■ AIM OF THE EXERCISE ■
From the entries below, gather each line containing the word "depending".

■ RECORDS FOR THIS TASK ■
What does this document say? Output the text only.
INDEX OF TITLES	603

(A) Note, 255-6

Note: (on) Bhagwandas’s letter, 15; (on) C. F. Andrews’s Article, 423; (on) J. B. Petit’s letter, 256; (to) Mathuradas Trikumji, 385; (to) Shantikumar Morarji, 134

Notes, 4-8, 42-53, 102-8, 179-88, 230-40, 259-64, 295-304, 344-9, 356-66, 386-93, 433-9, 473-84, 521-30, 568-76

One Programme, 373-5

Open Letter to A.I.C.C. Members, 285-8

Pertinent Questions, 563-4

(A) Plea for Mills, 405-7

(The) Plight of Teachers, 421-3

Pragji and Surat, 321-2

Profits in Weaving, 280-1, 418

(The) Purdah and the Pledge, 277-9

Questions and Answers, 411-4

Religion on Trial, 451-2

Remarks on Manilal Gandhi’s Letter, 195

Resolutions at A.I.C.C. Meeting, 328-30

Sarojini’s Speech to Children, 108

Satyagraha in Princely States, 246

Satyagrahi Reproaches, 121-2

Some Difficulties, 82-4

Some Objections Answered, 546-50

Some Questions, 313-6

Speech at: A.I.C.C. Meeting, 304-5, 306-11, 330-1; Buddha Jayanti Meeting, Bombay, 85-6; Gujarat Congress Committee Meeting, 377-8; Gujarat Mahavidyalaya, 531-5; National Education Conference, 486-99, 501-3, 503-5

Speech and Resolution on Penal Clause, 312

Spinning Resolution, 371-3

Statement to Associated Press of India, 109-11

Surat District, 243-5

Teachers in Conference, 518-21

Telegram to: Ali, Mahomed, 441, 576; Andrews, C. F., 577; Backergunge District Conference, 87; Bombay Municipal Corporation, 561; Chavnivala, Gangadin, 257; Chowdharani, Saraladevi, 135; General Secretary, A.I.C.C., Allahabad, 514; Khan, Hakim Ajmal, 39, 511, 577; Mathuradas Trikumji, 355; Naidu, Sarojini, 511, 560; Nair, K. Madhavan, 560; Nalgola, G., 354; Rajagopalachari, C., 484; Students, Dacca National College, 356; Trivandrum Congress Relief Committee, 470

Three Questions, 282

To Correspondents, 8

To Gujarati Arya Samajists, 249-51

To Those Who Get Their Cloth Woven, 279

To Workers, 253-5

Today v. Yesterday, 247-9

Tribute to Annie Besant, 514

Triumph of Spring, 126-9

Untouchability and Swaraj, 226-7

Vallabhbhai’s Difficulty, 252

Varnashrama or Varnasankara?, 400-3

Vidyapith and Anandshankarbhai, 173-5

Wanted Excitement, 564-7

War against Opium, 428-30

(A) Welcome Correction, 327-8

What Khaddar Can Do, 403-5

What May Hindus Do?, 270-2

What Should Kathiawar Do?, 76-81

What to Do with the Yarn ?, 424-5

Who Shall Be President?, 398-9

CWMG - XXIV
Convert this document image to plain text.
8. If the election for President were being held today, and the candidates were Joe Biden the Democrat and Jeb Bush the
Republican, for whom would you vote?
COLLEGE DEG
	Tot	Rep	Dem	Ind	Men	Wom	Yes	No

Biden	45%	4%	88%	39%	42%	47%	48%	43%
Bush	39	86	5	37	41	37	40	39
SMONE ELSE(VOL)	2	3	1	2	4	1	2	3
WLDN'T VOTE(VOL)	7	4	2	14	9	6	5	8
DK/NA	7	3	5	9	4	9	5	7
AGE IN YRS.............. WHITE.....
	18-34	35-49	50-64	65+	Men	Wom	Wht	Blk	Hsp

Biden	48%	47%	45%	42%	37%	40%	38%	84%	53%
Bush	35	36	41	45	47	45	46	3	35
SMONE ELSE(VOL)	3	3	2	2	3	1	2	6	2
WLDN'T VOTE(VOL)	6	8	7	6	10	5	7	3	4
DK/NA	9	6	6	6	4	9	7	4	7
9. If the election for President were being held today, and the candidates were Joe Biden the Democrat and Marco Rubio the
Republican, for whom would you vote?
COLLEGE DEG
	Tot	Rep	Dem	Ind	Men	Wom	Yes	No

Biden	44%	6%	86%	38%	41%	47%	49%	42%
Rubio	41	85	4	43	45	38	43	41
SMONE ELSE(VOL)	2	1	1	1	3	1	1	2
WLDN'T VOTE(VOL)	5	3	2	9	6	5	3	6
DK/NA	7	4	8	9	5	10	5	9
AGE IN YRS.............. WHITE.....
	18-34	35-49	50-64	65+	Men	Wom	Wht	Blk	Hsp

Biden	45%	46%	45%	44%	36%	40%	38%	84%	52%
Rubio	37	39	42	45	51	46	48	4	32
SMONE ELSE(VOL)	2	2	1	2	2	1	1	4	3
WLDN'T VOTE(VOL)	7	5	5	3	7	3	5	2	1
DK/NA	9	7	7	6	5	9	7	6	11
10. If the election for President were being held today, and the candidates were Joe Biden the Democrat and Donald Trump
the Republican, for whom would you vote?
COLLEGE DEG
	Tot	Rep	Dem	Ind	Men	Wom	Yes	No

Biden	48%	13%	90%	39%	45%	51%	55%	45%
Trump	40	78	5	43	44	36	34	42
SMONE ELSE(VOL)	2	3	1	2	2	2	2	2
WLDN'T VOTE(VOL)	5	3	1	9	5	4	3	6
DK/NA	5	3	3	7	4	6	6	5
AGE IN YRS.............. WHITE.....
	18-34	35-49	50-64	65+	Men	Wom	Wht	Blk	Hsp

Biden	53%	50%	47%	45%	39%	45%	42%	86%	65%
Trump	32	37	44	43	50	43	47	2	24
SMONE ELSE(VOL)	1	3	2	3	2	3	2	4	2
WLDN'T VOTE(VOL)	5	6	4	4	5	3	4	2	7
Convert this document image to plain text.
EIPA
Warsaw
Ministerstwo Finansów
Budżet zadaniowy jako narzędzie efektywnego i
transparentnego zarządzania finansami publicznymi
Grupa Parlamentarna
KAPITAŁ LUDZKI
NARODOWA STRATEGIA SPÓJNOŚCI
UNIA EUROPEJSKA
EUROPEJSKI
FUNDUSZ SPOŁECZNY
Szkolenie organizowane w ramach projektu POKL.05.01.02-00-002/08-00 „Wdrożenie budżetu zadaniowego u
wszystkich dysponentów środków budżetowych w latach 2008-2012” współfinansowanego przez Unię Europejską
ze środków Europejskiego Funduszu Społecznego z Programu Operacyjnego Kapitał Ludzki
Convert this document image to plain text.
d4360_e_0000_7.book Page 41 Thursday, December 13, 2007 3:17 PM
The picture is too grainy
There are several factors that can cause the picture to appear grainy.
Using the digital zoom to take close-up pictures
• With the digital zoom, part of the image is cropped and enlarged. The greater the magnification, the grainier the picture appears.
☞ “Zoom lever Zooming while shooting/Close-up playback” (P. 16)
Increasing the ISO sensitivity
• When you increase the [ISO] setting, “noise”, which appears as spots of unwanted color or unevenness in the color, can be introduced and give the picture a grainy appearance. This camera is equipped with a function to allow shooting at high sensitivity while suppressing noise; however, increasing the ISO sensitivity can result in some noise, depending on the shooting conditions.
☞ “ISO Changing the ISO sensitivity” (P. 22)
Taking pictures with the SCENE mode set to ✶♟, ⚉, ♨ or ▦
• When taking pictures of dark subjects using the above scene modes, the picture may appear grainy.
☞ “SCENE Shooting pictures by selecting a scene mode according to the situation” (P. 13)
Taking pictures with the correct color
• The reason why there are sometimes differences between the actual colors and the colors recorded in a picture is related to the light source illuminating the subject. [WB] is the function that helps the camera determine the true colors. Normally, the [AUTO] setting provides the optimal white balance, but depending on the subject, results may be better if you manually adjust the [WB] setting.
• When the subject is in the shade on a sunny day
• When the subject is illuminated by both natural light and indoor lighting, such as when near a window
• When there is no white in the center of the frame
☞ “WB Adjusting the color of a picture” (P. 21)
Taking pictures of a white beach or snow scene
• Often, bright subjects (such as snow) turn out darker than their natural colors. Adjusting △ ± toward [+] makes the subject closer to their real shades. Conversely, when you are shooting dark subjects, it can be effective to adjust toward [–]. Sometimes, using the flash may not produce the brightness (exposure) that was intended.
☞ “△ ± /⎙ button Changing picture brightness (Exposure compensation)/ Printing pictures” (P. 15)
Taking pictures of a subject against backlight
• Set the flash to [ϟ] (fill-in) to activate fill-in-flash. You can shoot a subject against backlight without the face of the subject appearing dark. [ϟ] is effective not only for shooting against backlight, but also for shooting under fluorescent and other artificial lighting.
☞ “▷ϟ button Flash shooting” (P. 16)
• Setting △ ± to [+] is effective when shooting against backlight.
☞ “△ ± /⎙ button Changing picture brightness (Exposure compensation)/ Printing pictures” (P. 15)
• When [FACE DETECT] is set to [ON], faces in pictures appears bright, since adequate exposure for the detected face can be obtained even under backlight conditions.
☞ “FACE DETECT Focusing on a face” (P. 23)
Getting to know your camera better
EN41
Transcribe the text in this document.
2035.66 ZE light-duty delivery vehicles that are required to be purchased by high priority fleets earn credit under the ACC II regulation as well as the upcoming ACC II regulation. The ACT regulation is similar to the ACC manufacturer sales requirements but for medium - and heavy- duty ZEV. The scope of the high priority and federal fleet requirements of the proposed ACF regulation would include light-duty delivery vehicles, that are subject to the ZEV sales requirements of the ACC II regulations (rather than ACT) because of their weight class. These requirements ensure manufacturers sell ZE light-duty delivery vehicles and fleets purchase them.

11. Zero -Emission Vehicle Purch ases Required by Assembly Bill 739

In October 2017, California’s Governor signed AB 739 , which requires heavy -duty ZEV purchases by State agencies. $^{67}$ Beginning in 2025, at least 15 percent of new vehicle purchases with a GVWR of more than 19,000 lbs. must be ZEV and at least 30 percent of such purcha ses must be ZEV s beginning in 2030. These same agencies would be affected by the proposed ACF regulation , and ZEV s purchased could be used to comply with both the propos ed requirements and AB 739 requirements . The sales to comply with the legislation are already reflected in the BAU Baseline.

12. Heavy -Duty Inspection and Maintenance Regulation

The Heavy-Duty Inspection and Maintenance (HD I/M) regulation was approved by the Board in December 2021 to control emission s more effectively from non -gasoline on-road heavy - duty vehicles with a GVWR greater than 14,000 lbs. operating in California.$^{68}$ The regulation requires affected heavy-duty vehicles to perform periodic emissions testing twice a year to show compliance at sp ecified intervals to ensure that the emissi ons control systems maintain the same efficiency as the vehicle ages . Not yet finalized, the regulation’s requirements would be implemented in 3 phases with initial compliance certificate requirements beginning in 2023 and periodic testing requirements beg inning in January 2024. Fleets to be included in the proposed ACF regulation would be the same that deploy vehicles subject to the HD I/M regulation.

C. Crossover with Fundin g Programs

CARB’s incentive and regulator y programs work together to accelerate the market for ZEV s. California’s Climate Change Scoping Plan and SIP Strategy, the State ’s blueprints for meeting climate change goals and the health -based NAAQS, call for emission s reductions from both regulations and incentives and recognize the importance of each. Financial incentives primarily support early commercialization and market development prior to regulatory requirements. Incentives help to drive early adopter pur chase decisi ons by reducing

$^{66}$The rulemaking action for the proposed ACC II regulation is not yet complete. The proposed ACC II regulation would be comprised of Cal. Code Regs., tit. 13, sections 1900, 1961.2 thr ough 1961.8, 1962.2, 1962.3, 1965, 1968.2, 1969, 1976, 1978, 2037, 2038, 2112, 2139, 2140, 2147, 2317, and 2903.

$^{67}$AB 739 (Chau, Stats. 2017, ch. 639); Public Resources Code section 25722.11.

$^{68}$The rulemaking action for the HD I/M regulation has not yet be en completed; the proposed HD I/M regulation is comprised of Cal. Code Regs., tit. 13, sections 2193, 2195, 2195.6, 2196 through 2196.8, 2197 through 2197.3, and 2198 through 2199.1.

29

■ SOLUTION TO THIS TASK ■
• When you increase the [ISO] setting, “noise”, which appears as spots of unwanted color or unevenness in the color, can be introduced and give the picture a grainy appearance. This camera is equipped with a function to allow shooting at high sensitivity while suppressing noise; however, increasing the ISO sensitivity can result in some noise, depending on the shooting conditions.
• The reason why there are sometimes differences between the actual colors and the colors recorded in a picture is related to the light source illuminating the subject. [WB] is the function that helps the camera determine the true colors. Normally, the [AUTO] setting provides the optimal white balance, but depending on the subject, results may be better if you manually adjust the [WB] setting.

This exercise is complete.